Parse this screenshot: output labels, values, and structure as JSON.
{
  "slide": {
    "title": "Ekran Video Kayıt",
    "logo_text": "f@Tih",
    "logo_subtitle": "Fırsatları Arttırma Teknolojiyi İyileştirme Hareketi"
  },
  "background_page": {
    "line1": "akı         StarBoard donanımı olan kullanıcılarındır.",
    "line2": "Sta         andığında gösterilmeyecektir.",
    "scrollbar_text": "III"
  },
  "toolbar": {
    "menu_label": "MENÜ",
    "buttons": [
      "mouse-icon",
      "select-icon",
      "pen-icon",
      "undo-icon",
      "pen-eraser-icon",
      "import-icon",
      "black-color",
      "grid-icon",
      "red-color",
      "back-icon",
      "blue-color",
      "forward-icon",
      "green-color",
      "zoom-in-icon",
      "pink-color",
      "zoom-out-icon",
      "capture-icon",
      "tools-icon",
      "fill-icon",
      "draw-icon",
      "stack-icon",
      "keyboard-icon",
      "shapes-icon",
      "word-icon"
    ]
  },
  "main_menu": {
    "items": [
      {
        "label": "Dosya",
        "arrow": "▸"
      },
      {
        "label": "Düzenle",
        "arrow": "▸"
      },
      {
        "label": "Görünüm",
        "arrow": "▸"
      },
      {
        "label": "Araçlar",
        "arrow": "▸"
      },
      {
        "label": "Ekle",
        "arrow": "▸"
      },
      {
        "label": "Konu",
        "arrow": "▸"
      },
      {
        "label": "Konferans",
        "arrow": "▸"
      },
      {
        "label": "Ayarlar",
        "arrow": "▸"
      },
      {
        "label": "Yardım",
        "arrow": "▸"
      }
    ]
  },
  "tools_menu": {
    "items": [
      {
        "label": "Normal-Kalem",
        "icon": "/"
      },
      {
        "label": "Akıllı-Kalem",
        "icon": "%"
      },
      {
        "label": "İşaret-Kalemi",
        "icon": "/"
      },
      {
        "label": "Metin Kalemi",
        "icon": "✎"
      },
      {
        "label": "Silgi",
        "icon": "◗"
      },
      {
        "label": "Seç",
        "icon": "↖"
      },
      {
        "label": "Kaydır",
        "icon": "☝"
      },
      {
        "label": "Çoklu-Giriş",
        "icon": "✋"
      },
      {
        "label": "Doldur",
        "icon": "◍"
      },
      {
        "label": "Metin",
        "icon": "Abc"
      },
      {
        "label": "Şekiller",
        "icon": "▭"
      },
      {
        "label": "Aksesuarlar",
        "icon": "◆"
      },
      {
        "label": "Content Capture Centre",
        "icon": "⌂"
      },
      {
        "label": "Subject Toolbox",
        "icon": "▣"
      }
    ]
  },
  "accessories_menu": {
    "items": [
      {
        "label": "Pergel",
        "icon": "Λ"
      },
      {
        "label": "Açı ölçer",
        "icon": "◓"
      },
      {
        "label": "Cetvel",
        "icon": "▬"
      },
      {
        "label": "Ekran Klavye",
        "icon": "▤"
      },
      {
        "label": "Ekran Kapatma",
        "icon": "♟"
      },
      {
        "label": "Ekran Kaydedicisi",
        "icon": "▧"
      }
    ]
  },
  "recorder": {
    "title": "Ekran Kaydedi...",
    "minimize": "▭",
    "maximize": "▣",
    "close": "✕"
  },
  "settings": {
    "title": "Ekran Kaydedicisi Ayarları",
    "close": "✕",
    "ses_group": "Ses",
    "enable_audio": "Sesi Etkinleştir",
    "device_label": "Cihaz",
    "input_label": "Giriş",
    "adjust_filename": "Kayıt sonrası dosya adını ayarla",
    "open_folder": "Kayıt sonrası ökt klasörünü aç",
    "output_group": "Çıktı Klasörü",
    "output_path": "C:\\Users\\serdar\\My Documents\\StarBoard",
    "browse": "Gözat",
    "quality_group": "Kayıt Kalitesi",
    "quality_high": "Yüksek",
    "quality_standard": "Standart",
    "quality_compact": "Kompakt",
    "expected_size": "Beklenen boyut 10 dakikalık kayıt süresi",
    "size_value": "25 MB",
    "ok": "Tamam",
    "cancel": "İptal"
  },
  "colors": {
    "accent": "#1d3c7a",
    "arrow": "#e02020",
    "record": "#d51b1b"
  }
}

******

_Written instruction_.
Print all of the entries again, exactly as written.

_In response_.
Parse this screenshot: output labels, values, and structure as JSON.
{
  "slide": {
    "title": "Ekran Video Kayıt",
    "logo_text": "f@Tih",
    "logo_subtitle": "Fırsatları Arttırma Teknolojiyi İyileştirme Hareketi"
  },
  "background_page": {
    "line1": "akı         StarBoard donanımı olan kullanıcılarındır.",
    "line2": "Sta         andığında gösterilmeyecektir.",
    "scrollbar_text": "III"
  },
  "toolbar": {
    "menu_label": "MENÜ",
    "buttons": [
      "mouse-icon",
      "select-icon",
      "pen-icon",
      "undo-icon",
      "pen-eraser-icon",
      "import-icon",
      "black-color",
      "grid-icon",
      "red-color",
      "back-icon",
      "blue-color",
      "forward-icon",
      "green-color",
      "zoom-in-icon",
      "pink-color",
      "zoom-out-icon",
      "capture-icon",
      "tools-icon",
      "fill-icon",
      "draw-icon",
      "stack-icon",
      "keyboard-icon",
      "shapes-icon",
      "word-icon"
    ]
  },
  "main_menu": {
    "items": [
      {
        "label": "Dosya",
        "arrow": "▸"
      },
      {
        "label": "Düzenle",
        "arrow": "▸"
      },
      {
        "label": "Görünüm",
        "arrow": "▸"
      },
      {
        "label": "Araçlar",
        "arrow": "▸"
      },
      {
        "label": "Ekle",
        "arrow": "▸"
      },
      {
        "label": "Konu",
        "arrow": "▸"
      },
      {
        "label": "Konferans",
        "arrow": "▸"
      },
      {
        "label": "Ayarlar",
        "arrow": "▸"
      },
      {
        "label": "Yardım",
        "arrow": "▸"
      }
    ]
  },
  "tools_menu": {
    "items": [
      {
        "label": "Normal-Kalem",
        "icon": "/"
      },
      {
        "label": "Akıllı-Kalem",
        "icon": "%"
      },
      {
        "label": "İşaret-Kalemi",
        "icon": "/"
      },
      {
        "label": "Metin Kalemi",
        "icon": "✎"
      },
      {
        "label": "Silgi",
        "icon": "◗"
      },
      {
        "label": "Seç",
        "icon": "↖"
      },
      {
        "label": "Kaydır",
        "icon": "☝"
      },
      {
        "label": "Çoklu-Giriş",
        "icon": "✋"
      },
      {
        "label": "Doldur",
        "icon": "◍"
      },
      {
        "label": "Metin",
        "icon": "Abc"
      },
      {
        "label": "Şekiller",
        "icon": "▭"
      },
      {
        "label": "Aksesuarlar",
        "icon": "◆"
      },
      {
        "label": "Content Capture Centre",
        "icon": "⌂"
      },
      {
        "label": "Subject Toolbox",
        "icon": "▣"
      }
    ]
  },
  "accessories_menu": {
    "items": [
      {
        "label": "Pergel",
        "icon": "Λ"
      },
      {
        "label": "Açı ölçer",
        "icon": "◓"
      },
      {
        "label": "Cetvel",
        "icon": "▬"
      },
      {
        "label": "Ekran Klavye",
        "icon": "▤"
      },
      {
        "label": "Ekran Kapatma",
        "icon": "♟"
      },
      {
        "label": "Ekran Kaydedicisi",
        "icon": "▧"
      }
    ]
  },
  "recorder": {
    "title": "Ekran Kaydedi...",
    "minimize": "▭",
    "maximize": "▣",
    "close": "✕"
  },
  "settings": {
    "title": "Ekran Kaydedicisi Ayarları",
    "close": "✕",
    "ses_group": "Ses",
    "enable_audio": "Sesi Etkinleştir",
    "device_label": "Cihaz",
    "input_label": "Giriş",
    "adjust_filename": "Kayıt sonrası dosya adını ayarla",
    "open_folder": "Kayıt sonrası ökt klasörünü aç",
    "output_group": "Çıktı Klasörü",
    "output_path": "C:\\Users\\serdar\\My Documents\\StarBoard",
    "browse": "Gözat",
    "quality_group": "Kayıt Kalitesi",
    "quality_high": "Yüksek",
    "quality_standard": "Standart",
    "quality_compact": "Kompakt",
    "expected_size": "Beklenen boyut 10 dakikalık kayıt süresi",
    "size_value": "25 MB",
    "ok": "Tamam",
    "cancel": "İptal"
  },
  "colors": {
    "accent": "#1d3c7a",
    "arrow": "#e02020",
    "record": "#d51b1b"
  }
}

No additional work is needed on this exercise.